What is asked >>
Can you give the entries again, starting at the line that contains "category-label: C18:4 xyxy=(21,46,71,66)" and ending at the line that contains "bar-palmoil-C18-1 xyxy=(94,169,323,180)", with "hempseedoil" swapped for "hempoil" and everything else left unchanged?

(Element region listings)
..............................

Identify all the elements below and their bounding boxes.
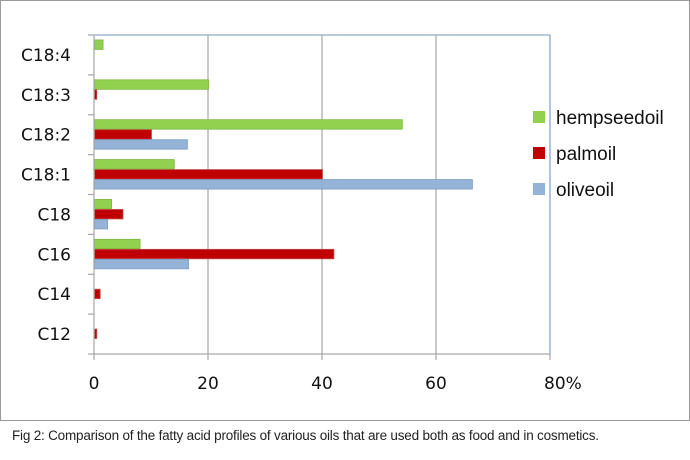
category-label: C18:4 xyxy=(21,46,71,66)
legend-label-palmoil: palmoil xyxy=(556,144,616,165)
bar-hempseedoil-C18-4 xyxy=(94,39,104,50)
bar-hempseedoil-C18 xyxy=(94,199,113,210)
bar-hempseedoil-C18-2 xyxy=(94,119,403,130)
x-tick-labels: 0 20 40 60 80% xyxy=(89,374,582,394)
bar-palmoil-C16 xyxy=(94,248,335,260)
x-tick-label: 60 xyxy=(425,374,447,394)
legend-swatch-palmoil xyxy=(533,147,545,159)
legend-label-oliveoil: oliveoil xyxy=(556,180,614,201)
bar-palmoil-C12 xyxy=(94,328,98,339)
bar-palmoil-C18-1 xyxy=(94,169,323,180)
category-label: C14 xyxy=(37,285,71,305)
category-label: C18:3 xyxy=(21,86,71,106)
bar-palmoil-C18-3 xyxy=(94,89,98,100)
bar-palmoil-C18-2 xyxy=(94,129,152,140)
bar-oliveoil-C18-1 xyxy=(94,179,473,190)
bar-hempseedoil-C18-1 xyxy=(94,159,175,170)
x-tick-label: 80% xyxy=(544,374,582,394)
x-tick-label: 0 xyxy=(89,374,100,394)
legend-swatch-oliveoil xyxy=(533,183,545,195)
category-label: C16 xyxy=(37,245,71,265)
bar-hempseedoil-C18-3 xyxy=(94,79,209,90)
legend-label-hempseedoil: hempseedoil xyxy=(556,108,664,129)
legend: hempseedoil palmoil oliveoil xyxy=(533,108,664,201)
bar-palmoil-C18 xyxy=(94,209,124,220)
category-label: C18:1 xyxy=(21,166,71,186)
bar-chart: C18:4 C18:3 C18:2 C18:1 C18 C16 C14 C12 0 20 40 60… xyxy=(21,34,664,394)
category-labels: C18:4 C18:3 C18:2 C18:1 C18 C16 C14 C12 xyxy=(21,46,71,345)
bar-oliveoil-C18-2 xyxy=(94,139,188,150)
axes xyxy=(88,34,551,360)
category-label: C18 xyxy=(37,205,71,225)
bar-oliveoil-C16 xyxy=(94,258,189,270)
legend-swatch-hempseedoil xyxy=(533,111,545,123)
x-tick-label: 40 xyxy=(311,374,333,394)
bar-oliveoil-C18 xyxy=(94,219,109,230)
figure-caption: Fig 2: Comparison of the fatty acid prof… xyxy=(12,428,599,443)
x-tick-label: 20 xyxy=(197,374,219,394)
bars xyxy=(94,39,473,339)
gridlines xyxy=(207,35,551,360)
bar-palmoil-C14 xyxy=(94,288,101,300)
category-label: C12 xyxy=(37,325,71,345)
category-label: C18:2 xyxy=(21,126,71,146)
bar-hempseedoil-C16 xyxy=(94,238,141,250)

..............................

Response below >>
category-label: C18:4 xyxy=(21,46,71,66)
legend-label-palmoil: palmoil xyxy=(556,144,616,165)
bar-hempoil-C18-4 xyxy=(94,39,104,50)
bar-hempoil-C18 xyxy=(94,199,113,210)
bar-hempoil-C18-2 xyxy=(94,119,403,130)
x-tick-labels: 0 20 40 60 80% xyxy=(89,374,582,394)
bar-palmoil-C16 xyxy=(94,248,335,260)
x-tick-label: 60 xyxy=(425,374,447,394)
legend-swatch-palmoil xyxy=(533,147,545,159)
legend-label-oliveoil: oliveoil xyxy=(556,180,614,201)
bar-palmoil-C12 xyxy=(94,328,98,339)
bar-palmoil-C18-1 xyxy=(94,169,323,180)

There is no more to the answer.